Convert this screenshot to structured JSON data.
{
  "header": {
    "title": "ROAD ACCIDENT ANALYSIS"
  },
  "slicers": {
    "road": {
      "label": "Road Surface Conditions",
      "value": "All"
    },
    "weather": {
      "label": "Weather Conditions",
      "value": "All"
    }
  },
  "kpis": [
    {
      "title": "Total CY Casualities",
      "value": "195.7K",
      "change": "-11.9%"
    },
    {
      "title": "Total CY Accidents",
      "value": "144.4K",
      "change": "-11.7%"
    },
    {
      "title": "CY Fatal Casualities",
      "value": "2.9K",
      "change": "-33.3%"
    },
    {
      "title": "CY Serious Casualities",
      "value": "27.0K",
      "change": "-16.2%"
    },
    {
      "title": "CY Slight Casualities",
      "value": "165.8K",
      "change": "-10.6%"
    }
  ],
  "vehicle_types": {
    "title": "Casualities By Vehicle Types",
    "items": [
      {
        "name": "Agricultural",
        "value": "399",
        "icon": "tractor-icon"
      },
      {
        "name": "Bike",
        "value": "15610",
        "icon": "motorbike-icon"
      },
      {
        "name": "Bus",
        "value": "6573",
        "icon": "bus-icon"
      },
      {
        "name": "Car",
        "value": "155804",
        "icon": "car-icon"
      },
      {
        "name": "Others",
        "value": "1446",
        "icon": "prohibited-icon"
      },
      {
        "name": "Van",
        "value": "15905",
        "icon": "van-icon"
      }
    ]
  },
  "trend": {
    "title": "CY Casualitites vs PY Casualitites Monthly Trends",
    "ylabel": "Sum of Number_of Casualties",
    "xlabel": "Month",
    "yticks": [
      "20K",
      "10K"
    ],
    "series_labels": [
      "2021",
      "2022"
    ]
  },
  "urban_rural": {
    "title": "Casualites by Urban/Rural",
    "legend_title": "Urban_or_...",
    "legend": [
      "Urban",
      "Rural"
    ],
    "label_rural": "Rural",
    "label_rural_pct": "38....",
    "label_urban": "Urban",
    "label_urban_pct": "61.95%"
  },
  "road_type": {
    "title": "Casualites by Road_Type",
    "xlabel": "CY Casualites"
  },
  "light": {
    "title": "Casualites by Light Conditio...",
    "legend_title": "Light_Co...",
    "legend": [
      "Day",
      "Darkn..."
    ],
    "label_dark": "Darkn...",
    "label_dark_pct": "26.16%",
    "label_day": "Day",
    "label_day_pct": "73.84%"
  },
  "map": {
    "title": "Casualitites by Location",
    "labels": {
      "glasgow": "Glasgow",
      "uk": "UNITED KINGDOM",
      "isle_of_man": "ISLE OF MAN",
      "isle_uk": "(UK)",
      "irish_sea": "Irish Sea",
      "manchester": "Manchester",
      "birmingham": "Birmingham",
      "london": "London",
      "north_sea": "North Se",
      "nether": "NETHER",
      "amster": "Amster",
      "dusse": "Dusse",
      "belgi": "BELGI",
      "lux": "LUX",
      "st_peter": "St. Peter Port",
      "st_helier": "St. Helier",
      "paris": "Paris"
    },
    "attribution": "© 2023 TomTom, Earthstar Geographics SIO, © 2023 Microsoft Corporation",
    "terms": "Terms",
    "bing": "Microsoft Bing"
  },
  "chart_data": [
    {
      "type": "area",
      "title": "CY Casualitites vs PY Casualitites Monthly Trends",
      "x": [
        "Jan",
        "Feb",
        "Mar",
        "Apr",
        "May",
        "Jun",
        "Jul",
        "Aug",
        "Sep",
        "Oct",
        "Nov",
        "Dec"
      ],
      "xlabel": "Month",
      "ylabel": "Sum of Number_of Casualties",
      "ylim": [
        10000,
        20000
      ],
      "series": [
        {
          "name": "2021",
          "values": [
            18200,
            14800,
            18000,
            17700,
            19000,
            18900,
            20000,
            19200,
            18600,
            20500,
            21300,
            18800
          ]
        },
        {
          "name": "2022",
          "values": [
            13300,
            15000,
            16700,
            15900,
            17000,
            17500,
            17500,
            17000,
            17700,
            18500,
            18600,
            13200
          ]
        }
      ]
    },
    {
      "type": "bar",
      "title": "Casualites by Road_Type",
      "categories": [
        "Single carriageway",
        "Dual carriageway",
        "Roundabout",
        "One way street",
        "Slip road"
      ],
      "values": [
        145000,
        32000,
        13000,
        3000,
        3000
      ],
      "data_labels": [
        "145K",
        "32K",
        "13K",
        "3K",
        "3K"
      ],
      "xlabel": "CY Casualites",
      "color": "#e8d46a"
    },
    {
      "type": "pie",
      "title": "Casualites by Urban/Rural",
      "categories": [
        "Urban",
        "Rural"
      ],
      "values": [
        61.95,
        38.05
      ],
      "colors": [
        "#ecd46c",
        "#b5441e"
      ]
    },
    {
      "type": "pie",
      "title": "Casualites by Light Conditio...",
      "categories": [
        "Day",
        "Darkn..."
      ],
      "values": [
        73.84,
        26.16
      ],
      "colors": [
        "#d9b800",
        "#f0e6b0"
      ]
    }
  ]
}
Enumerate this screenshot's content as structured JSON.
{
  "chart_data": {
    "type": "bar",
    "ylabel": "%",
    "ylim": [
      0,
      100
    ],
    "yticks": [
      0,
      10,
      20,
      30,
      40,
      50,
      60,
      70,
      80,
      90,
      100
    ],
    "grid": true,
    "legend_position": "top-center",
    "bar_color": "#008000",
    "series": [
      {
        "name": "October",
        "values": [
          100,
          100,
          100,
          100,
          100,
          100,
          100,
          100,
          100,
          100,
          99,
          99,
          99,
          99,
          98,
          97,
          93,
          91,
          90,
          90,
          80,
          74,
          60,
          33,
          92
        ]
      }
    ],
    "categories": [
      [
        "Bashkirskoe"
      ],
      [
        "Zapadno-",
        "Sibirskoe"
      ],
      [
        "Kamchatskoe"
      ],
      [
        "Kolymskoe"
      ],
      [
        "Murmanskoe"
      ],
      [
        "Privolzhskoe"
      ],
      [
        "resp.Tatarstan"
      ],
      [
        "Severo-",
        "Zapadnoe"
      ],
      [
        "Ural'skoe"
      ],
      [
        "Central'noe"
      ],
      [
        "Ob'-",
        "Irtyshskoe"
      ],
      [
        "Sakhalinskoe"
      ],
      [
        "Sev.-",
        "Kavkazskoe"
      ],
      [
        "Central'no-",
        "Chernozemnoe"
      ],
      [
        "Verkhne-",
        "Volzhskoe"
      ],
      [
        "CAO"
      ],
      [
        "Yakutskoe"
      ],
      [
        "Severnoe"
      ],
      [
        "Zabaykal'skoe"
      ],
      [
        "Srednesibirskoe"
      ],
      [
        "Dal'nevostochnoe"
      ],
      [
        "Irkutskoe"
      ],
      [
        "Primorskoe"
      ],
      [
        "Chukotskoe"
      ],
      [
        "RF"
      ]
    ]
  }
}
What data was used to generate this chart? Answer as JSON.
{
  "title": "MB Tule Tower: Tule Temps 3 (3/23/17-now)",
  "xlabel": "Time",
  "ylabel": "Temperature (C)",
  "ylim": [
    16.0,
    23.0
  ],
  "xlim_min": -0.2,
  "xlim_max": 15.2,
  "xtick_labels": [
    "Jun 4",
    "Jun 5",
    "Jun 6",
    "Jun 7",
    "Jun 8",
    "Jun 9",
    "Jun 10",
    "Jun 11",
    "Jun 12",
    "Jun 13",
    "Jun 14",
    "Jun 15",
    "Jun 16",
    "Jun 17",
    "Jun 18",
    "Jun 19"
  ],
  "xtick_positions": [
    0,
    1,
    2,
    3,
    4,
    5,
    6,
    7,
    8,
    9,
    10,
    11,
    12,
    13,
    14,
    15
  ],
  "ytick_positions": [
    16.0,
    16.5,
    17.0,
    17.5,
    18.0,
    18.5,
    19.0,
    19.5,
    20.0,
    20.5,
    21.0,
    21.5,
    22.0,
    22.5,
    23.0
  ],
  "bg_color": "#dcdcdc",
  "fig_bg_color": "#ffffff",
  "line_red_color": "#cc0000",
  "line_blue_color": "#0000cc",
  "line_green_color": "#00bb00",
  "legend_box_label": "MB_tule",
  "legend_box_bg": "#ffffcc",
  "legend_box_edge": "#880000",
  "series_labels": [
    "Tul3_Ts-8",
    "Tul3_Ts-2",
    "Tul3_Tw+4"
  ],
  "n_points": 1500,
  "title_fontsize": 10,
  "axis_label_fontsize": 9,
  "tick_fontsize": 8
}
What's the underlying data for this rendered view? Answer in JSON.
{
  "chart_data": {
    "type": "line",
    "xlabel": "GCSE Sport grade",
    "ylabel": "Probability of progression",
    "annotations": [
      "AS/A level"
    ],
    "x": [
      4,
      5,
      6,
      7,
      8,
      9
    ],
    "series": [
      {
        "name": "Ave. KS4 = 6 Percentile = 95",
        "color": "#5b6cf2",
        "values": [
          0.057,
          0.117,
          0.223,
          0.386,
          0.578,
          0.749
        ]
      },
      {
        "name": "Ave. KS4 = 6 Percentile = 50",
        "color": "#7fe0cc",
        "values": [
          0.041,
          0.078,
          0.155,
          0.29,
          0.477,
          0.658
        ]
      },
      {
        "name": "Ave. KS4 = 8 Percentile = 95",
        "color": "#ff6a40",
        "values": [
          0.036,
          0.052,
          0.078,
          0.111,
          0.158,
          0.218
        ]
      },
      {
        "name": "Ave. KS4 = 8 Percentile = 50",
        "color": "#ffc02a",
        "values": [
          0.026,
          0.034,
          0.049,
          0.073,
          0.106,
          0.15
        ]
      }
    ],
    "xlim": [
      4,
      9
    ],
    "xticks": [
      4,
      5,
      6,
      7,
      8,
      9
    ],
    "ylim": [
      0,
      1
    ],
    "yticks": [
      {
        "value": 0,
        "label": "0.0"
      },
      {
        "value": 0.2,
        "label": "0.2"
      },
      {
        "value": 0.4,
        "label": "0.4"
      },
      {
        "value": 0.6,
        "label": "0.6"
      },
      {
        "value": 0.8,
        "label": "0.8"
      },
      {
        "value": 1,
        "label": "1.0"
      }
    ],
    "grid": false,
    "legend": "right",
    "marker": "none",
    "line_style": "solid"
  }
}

○ ○ ○ ○ ○

_What to do_
Make a copy of each line that contains the string "Monthly".

_Expected output_
    "title": "CY Casualitites vs PY Casualitites Monthly Trends",
      "title": "CY Casualitites vs PY Casualitites Monthly Trends",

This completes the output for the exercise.